### Aim
Extract every line of the records below and reproduce each one unchanged, in its original order.

### Entries supplied
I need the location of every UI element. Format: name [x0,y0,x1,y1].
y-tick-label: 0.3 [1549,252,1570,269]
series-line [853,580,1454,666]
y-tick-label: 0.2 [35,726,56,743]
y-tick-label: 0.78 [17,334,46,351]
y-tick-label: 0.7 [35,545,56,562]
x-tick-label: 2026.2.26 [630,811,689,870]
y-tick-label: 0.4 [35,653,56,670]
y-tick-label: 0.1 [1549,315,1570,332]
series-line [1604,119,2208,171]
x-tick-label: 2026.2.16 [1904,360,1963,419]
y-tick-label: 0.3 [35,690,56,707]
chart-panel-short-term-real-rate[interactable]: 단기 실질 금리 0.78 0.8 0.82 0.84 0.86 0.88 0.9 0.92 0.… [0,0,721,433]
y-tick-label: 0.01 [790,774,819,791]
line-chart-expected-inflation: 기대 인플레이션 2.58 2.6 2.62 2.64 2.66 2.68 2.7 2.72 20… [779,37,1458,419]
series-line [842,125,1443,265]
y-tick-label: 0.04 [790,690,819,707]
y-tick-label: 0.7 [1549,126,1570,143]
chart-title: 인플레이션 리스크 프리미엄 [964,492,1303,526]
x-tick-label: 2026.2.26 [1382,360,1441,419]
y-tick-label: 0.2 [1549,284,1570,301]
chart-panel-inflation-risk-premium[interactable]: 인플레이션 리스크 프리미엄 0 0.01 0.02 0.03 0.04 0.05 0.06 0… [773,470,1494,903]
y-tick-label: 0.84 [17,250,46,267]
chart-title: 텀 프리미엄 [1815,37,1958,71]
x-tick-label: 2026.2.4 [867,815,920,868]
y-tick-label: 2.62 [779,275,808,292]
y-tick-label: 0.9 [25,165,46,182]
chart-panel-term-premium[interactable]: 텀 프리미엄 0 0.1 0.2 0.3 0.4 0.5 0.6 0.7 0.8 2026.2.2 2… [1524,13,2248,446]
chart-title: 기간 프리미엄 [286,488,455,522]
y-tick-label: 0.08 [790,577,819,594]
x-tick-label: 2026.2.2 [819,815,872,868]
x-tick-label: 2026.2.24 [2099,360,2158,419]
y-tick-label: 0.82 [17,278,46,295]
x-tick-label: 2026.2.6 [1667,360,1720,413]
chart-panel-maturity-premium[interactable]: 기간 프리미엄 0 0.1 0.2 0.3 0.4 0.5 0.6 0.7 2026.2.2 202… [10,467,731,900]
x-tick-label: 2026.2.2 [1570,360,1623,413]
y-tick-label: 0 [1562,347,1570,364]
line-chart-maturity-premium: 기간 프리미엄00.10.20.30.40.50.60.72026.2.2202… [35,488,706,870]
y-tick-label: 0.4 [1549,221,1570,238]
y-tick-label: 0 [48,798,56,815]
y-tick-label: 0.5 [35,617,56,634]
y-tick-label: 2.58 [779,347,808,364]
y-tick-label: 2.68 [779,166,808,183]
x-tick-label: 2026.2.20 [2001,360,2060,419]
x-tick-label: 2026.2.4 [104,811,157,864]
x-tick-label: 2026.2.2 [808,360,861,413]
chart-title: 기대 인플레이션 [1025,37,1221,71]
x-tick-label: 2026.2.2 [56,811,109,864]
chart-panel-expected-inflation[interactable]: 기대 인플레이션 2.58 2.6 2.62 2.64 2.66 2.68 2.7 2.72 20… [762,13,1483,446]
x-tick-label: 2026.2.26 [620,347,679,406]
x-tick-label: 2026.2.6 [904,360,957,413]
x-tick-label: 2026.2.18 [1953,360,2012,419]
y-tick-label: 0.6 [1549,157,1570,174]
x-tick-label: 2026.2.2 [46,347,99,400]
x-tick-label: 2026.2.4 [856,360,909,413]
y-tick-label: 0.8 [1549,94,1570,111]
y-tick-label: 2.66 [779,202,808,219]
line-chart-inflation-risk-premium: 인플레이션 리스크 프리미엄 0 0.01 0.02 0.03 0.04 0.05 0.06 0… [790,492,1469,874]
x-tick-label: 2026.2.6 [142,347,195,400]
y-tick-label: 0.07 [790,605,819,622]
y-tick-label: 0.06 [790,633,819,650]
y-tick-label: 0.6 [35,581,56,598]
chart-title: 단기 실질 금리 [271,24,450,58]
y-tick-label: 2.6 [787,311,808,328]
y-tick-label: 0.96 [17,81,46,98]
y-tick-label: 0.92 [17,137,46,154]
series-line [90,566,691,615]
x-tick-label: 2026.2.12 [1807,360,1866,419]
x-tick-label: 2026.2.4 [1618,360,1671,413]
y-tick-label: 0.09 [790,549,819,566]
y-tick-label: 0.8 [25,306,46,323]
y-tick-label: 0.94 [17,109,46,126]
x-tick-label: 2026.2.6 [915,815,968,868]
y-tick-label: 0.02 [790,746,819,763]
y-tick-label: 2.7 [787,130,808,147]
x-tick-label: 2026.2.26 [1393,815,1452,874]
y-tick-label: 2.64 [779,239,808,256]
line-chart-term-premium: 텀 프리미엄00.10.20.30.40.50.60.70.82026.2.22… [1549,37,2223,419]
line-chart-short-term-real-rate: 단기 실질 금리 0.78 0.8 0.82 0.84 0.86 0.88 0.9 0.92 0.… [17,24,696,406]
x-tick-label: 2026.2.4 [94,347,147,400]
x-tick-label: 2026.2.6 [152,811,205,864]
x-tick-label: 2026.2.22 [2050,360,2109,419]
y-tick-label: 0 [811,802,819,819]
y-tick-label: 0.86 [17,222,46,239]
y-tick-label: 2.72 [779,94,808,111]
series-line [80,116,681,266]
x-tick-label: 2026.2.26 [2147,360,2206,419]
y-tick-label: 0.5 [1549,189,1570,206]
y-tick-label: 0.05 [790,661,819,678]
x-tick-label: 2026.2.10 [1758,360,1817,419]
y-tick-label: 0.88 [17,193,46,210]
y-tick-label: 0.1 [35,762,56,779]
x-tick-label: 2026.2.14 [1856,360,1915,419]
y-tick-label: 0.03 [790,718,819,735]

### Exercise solution
I need the location of every UI element. Format: name [x0,y0,x1,y1].
y-tick-label: 0.3 [1549,252,1570,269]
series-line [853,580,1454,666]
y-tick-label: 0.2 [35,726,56,743]
y-tick-label: 0.78 [17,334,46,351]
y-tick-label: 0.7 [35,545,56,562]
x-tick-label: 2026.2.26 [630,811,689,870]
y-tick-label: 0.4 [35,653,56,670]
y-tick-label: 0.1 [1549,315,1570,332]
series-line [1604,119,2208,171]
x-tick-label: 2026.2.16 [1904,360,1963,419]
y-tick-label: 0.3 [35,690,56,707]
chart-panel-short-term-real-rate[interactable]: 단기 실질 금리 0.78 0.8 0.82 0.84 0.86 0.88 0.9 0.92 0.… [0,0,721,433]
y-tick-label: 0.01 [790,774,819,791]
line-chart-expected-inflation: 기대 인플레이션 2.58 2.6 2.62 2.64 2.66 2.68 2.7 2.72 20… [779,37,1458,419]
series-line [842,125,1443,265]
y-tick-label: 0.04 [790,690,819,707]
y-tick-label: 0.7 [1549,126,1570,143]
chart-title: 인플레이션 리스크 프리미엄 [964,492,1303,526]
x-tick-label: 2026.2.26 [1382,360,1441,419]
y-tick-label: 0.2 [1549,284,1570,301]
chart-panel-inflation-risk-premium[interactable]: 인플레이션 리스크 프리미엄 0 0.01 0.02 0.03 0.04 0.05 0.06 0… [773,470,1494,903]
y-tick-label: 0.84 [17,250,46,267]
chart-title: 텀 프리미엄 [1815,37,1958,71]
x-tick-label: 2026.2.4 [867,815,920,868]
y-tick-label: 2.62 [779,275,808,292]
y-tick-label: 0.9 [25,165,46,182]
chart-panel-term-premium[interactable]: 텀 프리미엄 0 0.1 0.2 0.3 0.4 0.5 0.6 0.7 0.8 2026.2.2 2… [1524,13,2248,446]
chart-title: 기간 프리미엄 [286,488,455,522]
y-tick-label: 0.08 [790,577,819,594]
x-tick-label: 2026.2.2 [819,815,872,868]
x-tick-label: 2026.2.24 [2099,360,2158,419]
y-tick-label: 0.82 [17,278,46,295]
x-tick-label: 2026.2.6 [1667,360,1720,413]
chart-panel-maturity-premium[interactable]: 기간 프리미엄 0 0.1 0.2 0.3 0.4 0.5 0.6 0.7 2026.2.2 202… [10,467,731,900]
x-tick-label: 2026.2.2 [1570,360,1623,413]
y-tick-label: 0 [1562,347,1570,364]
line-chart-maturity-premium: 기간 프리미엄00.10.20.30.40.50.60.72026.2.2202… [35,488,706,870]
y-tick-label: 0.4 [1549,221,1570,238]
y-tick-label: 0 [48,798,56,815]
y-tick-label: 0.5 [35,617,56,634]
y-tick-label: 2.58 [779,347,808,364]
y-tick-label: 2.68 [779,166,808,183]
x-tick-label: 2026.2.20 [2001,360,2060,419]
x-tick-label: 2026.2.4 [104,811,157,864]
x-tick-label: 2026.2.2 [808,360,861,413]
chart-title: 기대 인플레이션 [1025,37,1221,71]
x-tick-label: 2026.2.2 [56,811,109,864]
chart-panel-expected-inflation[interactable]: 기대 인플레이션 2.58 2.6 2.62 2.64 2.66 2.68 2.7 2.72 20… [762,13,1483,446]
x-tick-label: 2026.2.26 [620,347,679,406]
x-tick-label: 2026.2.6 [904,360,957,413]
x-tick-label: 2026.2.18 [1953,360,2012,419]
y-tick-label: 0.6 [1549,157,1570,174]
x-tick-label: 2026.2.2 [46,347,99,400]
x-tick-label: 2026.2.4 [856,360,909,413]
y-tick-label: 0.8 [1549,94,1570,111]
y-tick-label: 2.66 [779,202,808,219]
line-chart-inflation-risk-premium: 인플레이션 리스크 프리미엄 0 0.01 0.02 0.03 0.04 0.05 0.06 0… [790,492,1469,874]
x-tick-label: 2026.2.6 [142,347,195,400]
y-tick-label: 0.07 [790,605,819,622]
y-tick-label: 0.06 [790,633,819,650]
y-tick-label: 0.6 [35,581,56,598]
chart-title: 단기 실질 금리 [271,24,450,58]
y-tick-label: 2.6 [787,311,808,328]
y-tick-label: 0.96 [17,81,46,98]
y-tick-label: 0.92 [17,137,46,154]
series-line [90,566,691,615]
x-tick-label: 2026.2.12 [1807,360,1866,419]
x-tick-label: 2026.2.4 [1618,360,1671,413]
y-tick-label: 0.09 [790,549,819,566]
y-tick-label: 0.8 [25,306,46,323]
y-tick-label: 0.94 [17,109,46,126]
x-tick-label: 2026.2.6 [915,815,968,868]
y-tick-label: 0.02 [790,746,819,763]
y-tick-label: 2.7 [787,130,808,147]
x-tick-label: 2026.2.26 [1393,815,1452,874]
y-tick-label: 2.64 [779,239,808,256]
line-chart-term-premium: 텀 프리미엄00.10.20.30.40.50.60.70.82026.2.22… [1549,37,2223,419]
line-chart-short-term-real-rate: 단기 실질 금리 0.78 0.8 0.82 0.84 0.86 0.88 0.9 0.92 0.… [17,24,696,406]
x-tick-label: 2026.2.4 [94,347,147,400]
x-tick-label: 2026.2.6 [152,811,205,864]
x-tick-label: 2026.2.22 [2050,360,2109,419]
y-tick-label: 0 [811,802,819,819]
y-tick-label: 0.86 [17,222,46,239]
y-tick-label: 2.72 [779,94,808,111]
series-line [80,116,681,266]
x-tick-label: 2026.2.26 [2147,360,2206,419]
y-tick-label: 0.5 [1549,189,1570,206]
y-tick-label: 0.05 [790,661,819,678]
x-tick-label: 2026.2.10 [1758,360,1817,419]
y-tick-label: 0.88 [17,193,46,210]
y-tick-label: 0.1 [35,762,56,779]
x-tick-label: 2026.2.14 [1856,360,1915,419]
y-tick-label: 0.03 [790,718,819,735]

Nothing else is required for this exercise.